### Task prompt
Give the number of lines containing the word "JSON", and nothing else.

### Supplied data
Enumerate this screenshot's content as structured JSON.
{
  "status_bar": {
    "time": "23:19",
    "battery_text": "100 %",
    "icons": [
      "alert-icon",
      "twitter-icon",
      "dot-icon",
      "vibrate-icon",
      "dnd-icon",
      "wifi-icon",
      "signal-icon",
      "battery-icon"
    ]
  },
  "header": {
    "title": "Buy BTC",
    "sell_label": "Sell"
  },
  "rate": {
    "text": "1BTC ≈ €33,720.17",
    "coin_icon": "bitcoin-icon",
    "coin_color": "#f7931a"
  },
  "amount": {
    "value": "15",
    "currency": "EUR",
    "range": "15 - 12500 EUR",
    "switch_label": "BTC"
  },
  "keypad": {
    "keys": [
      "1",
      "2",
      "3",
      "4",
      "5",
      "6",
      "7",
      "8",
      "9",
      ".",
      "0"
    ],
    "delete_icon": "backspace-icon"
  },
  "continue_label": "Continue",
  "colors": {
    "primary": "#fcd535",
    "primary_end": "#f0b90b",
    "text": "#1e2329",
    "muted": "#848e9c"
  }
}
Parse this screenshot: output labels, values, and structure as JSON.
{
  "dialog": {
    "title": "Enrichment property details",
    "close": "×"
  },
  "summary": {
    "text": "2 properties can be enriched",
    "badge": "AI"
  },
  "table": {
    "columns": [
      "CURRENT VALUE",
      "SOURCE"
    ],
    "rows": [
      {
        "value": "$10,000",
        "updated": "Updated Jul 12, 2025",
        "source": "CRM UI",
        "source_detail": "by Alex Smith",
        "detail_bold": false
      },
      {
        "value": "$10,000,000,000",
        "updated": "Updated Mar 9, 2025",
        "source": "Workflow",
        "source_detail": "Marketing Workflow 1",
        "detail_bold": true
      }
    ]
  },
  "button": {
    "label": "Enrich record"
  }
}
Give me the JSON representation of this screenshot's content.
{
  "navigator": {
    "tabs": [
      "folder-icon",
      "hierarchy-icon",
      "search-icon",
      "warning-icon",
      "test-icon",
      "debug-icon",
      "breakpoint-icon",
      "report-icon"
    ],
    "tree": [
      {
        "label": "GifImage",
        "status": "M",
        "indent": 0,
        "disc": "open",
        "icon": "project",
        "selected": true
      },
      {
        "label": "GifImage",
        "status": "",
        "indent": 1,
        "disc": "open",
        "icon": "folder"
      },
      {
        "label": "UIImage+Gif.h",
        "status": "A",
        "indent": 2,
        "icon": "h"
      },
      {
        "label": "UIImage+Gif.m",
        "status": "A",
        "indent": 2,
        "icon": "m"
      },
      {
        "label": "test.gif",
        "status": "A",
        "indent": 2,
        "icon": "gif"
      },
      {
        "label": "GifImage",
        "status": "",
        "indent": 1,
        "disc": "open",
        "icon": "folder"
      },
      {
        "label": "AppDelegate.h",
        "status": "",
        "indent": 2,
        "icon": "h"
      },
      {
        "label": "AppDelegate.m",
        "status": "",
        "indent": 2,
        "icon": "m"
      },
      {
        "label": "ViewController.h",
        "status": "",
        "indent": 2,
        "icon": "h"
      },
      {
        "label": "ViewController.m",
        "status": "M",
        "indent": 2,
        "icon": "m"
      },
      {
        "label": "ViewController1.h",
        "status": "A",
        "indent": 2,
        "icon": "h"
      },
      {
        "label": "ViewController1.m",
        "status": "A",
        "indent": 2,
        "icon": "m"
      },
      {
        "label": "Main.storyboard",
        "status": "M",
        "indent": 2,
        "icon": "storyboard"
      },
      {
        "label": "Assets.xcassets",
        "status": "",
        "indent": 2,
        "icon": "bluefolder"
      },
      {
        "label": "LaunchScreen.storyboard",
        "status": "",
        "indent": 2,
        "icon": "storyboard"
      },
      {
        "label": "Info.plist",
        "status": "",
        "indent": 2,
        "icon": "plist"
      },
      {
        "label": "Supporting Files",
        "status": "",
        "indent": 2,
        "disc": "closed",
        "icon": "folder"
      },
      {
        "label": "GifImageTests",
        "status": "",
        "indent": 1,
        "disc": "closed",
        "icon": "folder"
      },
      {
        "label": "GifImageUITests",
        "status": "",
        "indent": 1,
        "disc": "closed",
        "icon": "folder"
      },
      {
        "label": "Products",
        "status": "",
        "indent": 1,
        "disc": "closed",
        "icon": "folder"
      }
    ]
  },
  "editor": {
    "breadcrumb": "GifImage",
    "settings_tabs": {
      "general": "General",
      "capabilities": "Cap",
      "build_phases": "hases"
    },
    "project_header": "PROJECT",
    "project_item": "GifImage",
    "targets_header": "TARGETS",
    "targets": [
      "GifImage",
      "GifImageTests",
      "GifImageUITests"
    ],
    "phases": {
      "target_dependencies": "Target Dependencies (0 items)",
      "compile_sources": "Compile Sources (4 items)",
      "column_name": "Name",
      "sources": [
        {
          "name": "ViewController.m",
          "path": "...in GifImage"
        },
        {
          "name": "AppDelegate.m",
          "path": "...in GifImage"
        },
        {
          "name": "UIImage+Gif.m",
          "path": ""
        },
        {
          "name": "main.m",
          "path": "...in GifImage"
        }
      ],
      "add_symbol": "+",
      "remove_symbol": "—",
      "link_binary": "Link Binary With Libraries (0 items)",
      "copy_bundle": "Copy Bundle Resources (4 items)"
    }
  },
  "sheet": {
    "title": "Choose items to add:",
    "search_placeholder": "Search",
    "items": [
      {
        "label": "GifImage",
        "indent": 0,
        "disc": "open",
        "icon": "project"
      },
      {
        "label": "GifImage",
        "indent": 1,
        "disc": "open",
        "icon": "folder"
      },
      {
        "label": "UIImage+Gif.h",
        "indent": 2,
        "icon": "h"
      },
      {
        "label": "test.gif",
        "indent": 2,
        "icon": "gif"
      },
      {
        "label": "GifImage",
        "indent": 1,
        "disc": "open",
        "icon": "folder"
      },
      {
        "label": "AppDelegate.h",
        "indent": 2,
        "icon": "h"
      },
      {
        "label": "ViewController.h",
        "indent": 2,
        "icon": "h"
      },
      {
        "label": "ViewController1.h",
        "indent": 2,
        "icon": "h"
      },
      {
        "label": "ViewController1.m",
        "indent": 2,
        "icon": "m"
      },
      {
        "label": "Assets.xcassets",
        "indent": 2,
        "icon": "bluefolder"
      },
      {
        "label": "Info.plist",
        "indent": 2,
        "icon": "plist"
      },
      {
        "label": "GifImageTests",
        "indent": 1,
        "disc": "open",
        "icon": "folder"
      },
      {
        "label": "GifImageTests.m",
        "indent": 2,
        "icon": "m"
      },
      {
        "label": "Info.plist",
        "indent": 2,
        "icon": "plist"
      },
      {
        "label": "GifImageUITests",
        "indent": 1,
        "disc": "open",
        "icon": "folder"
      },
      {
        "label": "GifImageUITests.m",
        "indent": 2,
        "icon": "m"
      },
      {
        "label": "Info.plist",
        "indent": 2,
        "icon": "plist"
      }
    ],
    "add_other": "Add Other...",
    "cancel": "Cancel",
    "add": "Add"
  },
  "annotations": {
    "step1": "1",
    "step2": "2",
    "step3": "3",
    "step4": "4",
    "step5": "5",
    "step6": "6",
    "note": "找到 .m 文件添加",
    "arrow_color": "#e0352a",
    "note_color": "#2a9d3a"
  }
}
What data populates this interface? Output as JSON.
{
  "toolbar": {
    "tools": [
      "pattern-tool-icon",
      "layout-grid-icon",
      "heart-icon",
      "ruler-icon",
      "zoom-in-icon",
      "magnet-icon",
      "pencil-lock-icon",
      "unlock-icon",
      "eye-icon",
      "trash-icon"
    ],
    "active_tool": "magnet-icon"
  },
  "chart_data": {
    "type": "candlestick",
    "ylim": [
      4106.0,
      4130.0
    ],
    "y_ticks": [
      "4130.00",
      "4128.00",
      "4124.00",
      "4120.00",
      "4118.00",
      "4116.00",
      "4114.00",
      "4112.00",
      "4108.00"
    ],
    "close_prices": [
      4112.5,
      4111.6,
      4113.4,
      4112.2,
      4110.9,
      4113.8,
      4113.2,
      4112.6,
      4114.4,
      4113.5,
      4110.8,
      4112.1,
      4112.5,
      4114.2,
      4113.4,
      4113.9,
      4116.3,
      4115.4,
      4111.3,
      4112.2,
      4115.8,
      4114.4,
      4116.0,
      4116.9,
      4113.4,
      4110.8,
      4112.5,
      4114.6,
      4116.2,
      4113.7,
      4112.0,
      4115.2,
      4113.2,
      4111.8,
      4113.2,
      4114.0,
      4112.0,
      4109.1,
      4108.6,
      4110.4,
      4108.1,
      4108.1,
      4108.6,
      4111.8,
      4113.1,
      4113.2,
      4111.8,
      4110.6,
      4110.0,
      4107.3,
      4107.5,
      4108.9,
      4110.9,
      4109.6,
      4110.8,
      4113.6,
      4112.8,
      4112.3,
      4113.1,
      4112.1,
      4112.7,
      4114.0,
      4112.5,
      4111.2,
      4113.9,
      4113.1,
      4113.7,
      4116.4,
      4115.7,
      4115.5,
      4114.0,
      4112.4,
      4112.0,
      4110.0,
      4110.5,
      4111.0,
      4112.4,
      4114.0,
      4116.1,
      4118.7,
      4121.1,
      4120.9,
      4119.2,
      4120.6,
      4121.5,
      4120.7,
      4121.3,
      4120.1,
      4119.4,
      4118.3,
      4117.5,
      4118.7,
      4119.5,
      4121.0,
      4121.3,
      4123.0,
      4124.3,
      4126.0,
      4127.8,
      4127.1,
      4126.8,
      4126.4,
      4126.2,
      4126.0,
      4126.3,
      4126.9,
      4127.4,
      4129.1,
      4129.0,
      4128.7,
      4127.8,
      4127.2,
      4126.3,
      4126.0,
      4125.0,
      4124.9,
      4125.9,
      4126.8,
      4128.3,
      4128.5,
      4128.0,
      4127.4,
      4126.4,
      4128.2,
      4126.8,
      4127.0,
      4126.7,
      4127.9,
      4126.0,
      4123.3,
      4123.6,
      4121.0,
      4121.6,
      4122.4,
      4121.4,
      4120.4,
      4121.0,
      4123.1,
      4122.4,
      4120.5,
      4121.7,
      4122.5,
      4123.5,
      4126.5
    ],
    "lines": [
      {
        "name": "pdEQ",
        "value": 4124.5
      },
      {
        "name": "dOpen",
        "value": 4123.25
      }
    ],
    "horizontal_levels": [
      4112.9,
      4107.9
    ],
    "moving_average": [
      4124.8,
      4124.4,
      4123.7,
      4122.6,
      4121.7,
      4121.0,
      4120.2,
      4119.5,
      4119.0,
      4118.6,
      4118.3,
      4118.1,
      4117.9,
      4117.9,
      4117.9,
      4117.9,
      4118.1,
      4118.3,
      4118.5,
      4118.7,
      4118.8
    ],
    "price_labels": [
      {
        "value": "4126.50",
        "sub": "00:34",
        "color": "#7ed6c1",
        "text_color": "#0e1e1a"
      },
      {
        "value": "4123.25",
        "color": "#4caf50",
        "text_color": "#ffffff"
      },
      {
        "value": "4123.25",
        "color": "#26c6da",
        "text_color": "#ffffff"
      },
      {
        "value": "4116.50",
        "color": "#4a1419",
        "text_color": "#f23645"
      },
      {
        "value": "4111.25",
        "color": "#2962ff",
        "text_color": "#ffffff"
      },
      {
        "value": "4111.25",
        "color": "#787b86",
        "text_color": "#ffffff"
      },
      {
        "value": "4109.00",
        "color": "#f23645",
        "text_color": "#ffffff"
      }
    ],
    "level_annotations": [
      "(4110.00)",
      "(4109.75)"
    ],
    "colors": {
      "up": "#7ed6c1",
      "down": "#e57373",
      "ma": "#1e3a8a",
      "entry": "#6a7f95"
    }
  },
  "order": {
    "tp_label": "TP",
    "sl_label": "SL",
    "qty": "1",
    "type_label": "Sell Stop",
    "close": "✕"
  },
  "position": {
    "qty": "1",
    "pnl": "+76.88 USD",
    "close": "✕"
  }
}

### Answer to the exercise
4